══ Entries provided
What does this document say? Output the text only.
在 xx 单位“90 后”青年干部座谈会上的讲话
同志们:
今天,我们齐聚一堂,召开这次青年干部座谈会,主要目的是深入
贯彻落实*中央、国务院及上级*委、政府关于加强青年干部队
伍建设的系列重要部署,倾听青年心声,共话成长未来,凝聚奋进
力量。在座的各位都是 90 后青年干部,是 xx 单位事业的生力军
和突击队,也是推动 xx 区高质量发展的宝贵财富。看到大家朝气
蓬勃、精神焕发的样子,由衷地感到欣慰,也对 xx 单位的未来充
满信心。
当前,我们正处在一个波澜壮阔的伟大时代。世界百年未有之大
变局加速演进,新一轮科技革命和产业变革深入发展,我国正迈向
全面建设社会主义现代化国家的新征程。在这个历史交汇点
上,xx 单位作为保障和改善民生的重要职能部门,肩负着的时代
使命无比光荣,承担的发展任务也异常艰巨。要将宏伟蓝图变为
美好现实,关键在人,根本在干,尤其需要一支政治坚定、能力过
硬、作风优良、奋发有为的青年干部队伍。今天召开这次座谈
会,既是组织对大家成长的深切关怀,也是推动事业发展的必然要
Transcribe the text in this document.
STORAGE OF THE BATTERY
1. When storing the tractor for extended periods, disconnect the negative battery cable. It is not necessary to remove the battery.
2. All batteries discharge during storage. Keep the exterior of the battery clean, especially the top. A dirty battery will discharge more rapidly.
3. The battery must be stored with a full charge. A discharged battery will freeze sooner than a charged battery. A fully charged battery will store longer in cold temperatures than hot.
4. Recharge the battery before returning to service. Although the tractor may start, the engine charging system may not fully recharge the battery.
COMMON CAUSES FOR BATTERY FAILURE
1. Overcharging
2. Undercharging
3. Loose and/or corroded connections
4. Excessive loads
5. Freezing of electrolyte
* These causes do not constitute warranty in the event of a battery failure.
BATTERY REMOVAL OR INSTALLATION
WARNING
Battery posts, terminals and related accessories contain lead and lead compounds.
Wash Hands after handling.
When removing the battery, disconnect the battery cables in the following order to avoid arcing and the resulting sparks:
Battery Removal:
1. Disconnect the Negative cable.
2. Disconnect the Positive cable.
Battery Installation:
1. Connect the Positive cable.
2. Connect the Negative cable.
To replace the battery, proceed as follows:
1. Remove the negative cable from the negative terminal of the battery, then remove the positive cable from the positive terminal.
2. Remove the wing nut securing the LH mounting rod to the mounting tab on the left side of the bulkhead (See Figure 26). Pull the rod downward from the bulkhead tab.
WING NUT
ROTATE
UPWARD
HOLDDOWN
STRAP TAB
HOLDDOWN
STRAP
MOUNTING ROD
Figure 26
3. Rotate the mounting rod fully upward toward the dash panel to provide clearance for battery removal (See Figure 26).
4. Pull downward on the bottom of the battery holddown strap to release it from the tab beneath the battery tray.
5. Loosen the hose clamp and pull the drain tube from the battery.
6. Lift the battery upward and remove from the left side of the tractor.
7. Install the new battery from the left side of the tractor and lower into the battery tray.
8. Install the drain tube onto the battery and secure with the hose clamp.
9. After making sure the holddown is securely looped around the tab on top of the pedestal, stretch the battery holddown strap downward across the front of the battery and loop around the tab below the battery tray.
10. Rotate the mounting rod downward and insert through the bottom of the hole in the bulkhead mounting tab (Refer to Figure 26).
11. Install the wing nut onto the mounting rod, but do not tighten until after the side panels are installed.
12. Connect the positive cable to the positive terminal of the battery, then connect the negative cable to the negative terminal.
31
════
** Aim of the task **
Exactly as they are written, print the entries again.

** Result of this exercise **
What does this document say? Output the text only.
在 xx 单位“90 后”青年干部座谈会上的讲话
同志们:
今天,我们齐聚一堂,召开这次青年干部座谈会,主要目的是深入
贯彻落实*中央、国务院及上级*委、政府关于加强青年干部队
伍建设的系列重要部署,倾听青年心声,共话成长未来,凝聚奋进
力量。在座的各位都是 90 后青年干部,是 xx 单位事业的生力军
和突击队,也是推动 xx 区高质量发展的宝贵财富。看到大家朝气
蓬勃、精神焕发的样子,由衷地感到欣慰,也对 xx 单位的未来充
满信心。
当前,我们正处在一个波澜壮阔的伟大时代。世界百年未有之大
变局加速演进,新一轮科技革命和产业变革深入发展,我国正迈向
全面建设社会主义现代化国家的新征程。在这个历史交汇点
上,xx 单位作为保障和改善民生的重要职能部门,肩负着的时代
使命无比光荣,承担的发展任务也异常艰巨。要将宏伟蓝图变为
美好现实,关键在人,根本在干,尤其需要一支政治坚定、能力过
硬、作风优良、奋发有为的青年干部队伍。今天召开这次座谈
会,既是组织对大家成长的深切关怀,也是推动事业发展的必然要
Transcribe the text in this document.
STORAGE OF THE BATTERY
1. When storing the tractor for extended periods, disconnect the negative battery cable. It is not necessary to remove the battery.
2. All batteries discharge during storage. Keep the exterior of the battery clean, especially the top. A dirty battery will discharge more rapidly.
3. The battery must be stored with a full charge. A discharged battery will freeze sooner than a charged battery. A fully charged battery will store longer in cold temperatures than hot.
4. Recharge the battery before returning to service. Although the tractor may start, the engine charging system may not fully recharge the battery.
COMMON CAUSES FOR BATTERY FAILURE
1. Overcharging
2. Undercharging
3. Loose and/or corroded connections
4. Excessive loads
5. Freezing of electrolyte
* These causes do not constitute warranty in the event of a battery failure.
BATTERY REMOVAL OR INSTALLATION
WARNING
Battery posts, terminals and related accessories contain lead and lead compounds.
Wash Hands after handling.
When removing the battery, disconnect the battery cables in the following order to avoid arcing and the resulting sparks:
Battery Removal:
1. Disconnect the Negative cable.
2. Disconnect the Positive cable.
Battery Installation:
1. Connect the Positive cable.
2. Connect the Negative cable.
To replace the battery, proceed as follows:
1. Remove the negative cable from the negative terminal of the battery, then remove the positive cable from the positive terminal.
2. Remove the wing nut securing the LH mounting rod to the mounting tab on the left side of the bulkhead (See Figure 26). Pull the rod downward from the bulkhead tab.
WING NUT
ROTATE
UPWARD
HOLDDOWN
STRAP TAB
HOLDDOWN
STRAP
MOUNTING ROD
Figure 26
3. Rotate the mounting rod fully upward toward the dash panel to provide clearance for battery removal (See Figure 26).
4. Pull downward on the bottom of the battery holddown strap to release it from the tab beneath the battery tray.
5. Loosen the hose clamp and pull the drain tube from the battery.
6. Lift the battery upward and remove from the left side of the tractor.
7. Install the new battery from the left side of the tractor and lower into the battery tray.
8. Install the drain tube onto the battery and secure with the hose clamp.
9. After making sure the holddown is securely looped around the tab on top of the pedestal, stretch the battery holddown strap downward across the front of the battery and loop around the tab below the battery tray.
10. Rotate the mounting rod downward and insert through the bottom of the hole in the bulkhead mounting tab (Refer to Figure 26).
11. Install the wing nut onto the mounting rod, but do not tighten until after the side panels are installed.
12. Connect the positive cable to the positive terminal of the battery, then connect the negative cable to the negative terminal.
31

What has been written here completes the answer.